A run of records

======

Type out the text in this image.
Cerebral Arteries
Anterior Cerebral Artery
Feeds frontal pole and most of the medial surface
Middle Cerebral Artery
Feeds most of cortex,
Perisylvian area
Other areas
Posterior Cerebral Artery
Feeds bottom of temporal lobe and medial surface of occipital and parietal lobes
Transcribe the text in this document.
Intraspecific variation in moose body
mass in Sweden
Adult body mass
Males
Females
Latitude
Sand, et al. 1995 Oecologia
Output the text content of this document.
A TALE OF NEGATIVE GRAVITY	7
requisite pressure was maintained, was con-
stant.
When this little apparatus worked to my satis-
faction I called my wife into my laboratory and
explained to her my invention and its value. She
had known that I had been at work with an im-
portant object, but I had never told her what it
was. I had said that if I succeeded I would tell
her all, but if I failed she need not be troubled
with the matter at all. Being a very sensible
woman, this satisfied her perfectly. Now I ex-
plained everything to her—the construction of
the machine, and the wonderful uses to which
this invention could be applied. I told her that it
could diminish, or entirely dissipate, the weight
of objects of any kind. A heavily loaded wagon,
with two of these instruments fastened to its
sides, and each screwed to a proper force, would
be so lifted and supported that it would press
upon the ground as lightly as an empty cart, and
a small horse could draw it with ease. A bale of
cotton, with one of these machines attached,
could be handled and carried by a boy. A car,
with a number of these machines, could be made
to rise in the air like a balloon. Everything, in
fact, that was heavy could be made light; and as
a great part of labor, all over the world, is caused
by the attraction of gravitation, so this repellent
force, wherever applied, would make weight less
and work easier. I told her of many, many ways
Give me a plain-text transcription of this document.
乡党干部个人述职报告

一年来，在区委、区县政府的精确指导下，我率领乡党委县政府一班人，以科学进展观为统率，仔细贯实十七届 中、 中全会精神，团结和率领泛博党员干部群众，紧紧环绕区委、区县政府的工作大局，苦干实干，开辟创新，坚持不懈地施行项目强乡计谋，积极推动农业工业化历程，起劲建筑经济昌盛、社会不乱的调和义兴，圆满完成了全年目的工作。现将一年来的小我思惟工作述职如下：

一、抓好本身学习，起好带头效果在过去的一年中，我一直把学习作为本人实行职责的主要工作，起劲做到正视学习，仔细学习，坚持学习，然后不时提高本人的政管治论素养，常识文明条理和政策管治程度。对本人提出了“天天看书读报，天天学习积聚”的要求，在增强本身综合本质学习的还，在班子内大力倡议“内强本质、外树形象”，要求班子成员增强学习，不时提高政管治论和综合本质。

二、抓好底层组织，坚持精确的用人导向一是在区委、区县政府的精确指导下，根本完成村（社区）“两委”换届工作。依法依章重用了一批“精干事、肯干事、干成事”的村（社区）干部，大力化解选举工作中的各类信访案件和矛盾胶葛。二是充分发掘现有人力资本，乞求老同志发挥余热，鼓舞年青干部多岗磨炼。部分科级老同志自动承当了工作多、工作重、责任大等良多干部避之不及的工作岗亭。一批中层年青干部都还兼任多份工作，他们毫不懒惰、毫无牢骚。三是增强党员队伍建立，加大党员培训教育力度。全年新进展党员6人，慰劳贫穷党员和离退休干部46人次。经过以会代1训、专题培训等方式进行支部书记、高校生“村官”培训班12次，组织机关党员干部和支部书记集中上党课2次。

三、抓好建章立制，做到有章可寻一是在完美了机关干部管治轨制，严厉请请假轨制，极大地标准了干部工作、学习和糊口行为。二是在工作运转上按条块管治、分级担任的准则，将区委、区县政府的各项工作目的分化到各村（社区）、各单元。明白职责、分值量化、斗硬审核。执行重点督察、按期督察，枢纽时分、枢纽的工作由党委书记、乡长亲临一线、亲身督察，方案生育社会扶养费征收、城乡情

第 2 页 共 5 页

======

## What you need to do
All of the material above needs to be retyped word for word.

## Exercise solution
Type out the text in this image.
Cerebral Arteries
Anterior Cerebral Artery
Feeds frontal pole and most of the medial surface
Middle Cerebral Artery
Feeds most of cortex,
Perisylvian area
Other areas
Posterior Cerebral Artery
Feeds bottom of temporal lobe and medial surface of occipital and parietal lobes
Transcribe the text in this document.
Intraspecific variation in moose body
mass in Sweden
Adult body mass
Males
Females
Latitude
Sand, et al. 1995 Oecologia
Output the text content of this document.
A TALE OF NEGATIVE GRAVITY	7
requisite pressure was maintained, was con-
stant.
When this little apparatus worked to my satis-
faction I called my wife into my laboratory and
explained to her my invention and its value. She
had known that I had been at work with an im-
portant object, but I had never told her what it
was. I had said that if I succeeded I would tell
her all, but if I failed she need not be troubled
with the matter at all. Being a very sensible
woman, this satisfied her perfectly. Now I ex-
plained everything to her—the construction of
the machine, and the wonderful uses to which
this invention could be applied. I told her that it
could diminish, or entirely dissipate, the weight
of objects of any kind. A heavily loaded wagon,
with two of these instruments fastened to its
sides, and each screwed to a proper force, would
be so lifted and supported that it would press
upon the ground as lightly as an empty cart, and
a small horse could draw it with ease. A bale of
cotton, with one of these machines attached,
could be handled and carried by a boy. A car,
with a number of these machines, could be made
to rise in the air like a balloon. Everything, in
fact, that was heavy could be made light; and as
a great part of labor, all over the world, is caused
by the attraction of gravitation, so this repellent
force, wherever applied, would make weight less
and work easier. I told her of many, many ways
Give me a plain-text transcription of this document.
乡党干部个人述职报告

一年来，在区委、区县政府的精确指导下，我率领乡党委县政府一班人，以科学进展观为统率，仔细贯实十七届 中、 中全会精神，团结和率领泛博党员干部群众，紧紧环绕区委、区县政府的工作大局，苦干实干，开辟创新，坚持不懈地施行项目强乡计谋，积极推动农业工业化历程，起劲建筑经济昌盛、社会不乱的调和义兴，圆满完成了全年目的工作。现将一年来的小我思惟工作述职如下：

一、抓好本身学习，起好带头效果在过去的一年中，我一直把学习作为本人实行职责的主要工作，起劲做到正视学习，仔细学习，坚持学习，然后不时提高本人的政管治论素养，常识文明条理和政策管治程度。对本人提出了“天天看书读报，天天学习积聚”的要求，在增强本身综合本质学习的还，在班子内大力倡议“内强本质、外树形象”，要求班子成员增强学习，不时提高政管治论和综合本质。

二、抓好底层组织，坚持精确的用人导向一是在区委、区县政府的精确指导下，根本完成村（社区）“两委”换届工作。依法依章重用了一批“精干事、肯干事、干成事”的村（社区）干部，大力化解选举工作中的各类信访案件和矛盾胶葛。二是充分发掘现有人力资本，乞求老同志发挥余热，鼓舞年青干部多岗磨炼。部分科级老同志自动承当了工作多、工作重、责任大等良多干部避之不及的工作岗亭。一批中层年青干部都还兼任多份工作，他们毫不懒惰、毫无牢骚。三是增强党员队伍建立，加大党员培训教育力度。全年新进展党员6人，慰劳贫穷党员和离退休干部46人次。经过以会代1训、专题培训等方式进行支部书记、高校生“村官”培训班12次，组织机关党员干部和支部书记集中上党课2次。

三、抓好建章立制，做到有章可寻一是在完美了机关干部管治轨制，严厉请请假轨制，极大地标准了干部工作、学习和糊口行为。二是在工作运转上按条块管治、分级担任的准则，将区委、区县政府的各项工作目的分化到各村（社区）、各单元。明白职责、分值量化、斗硬审核。执行重点督察、按期督察，枢纽时分、枢纽的工作由党委书记、乡长亲临一线、亲身督察，方案生育社会扶养费征收、城乡情

第 2 页 共 5 页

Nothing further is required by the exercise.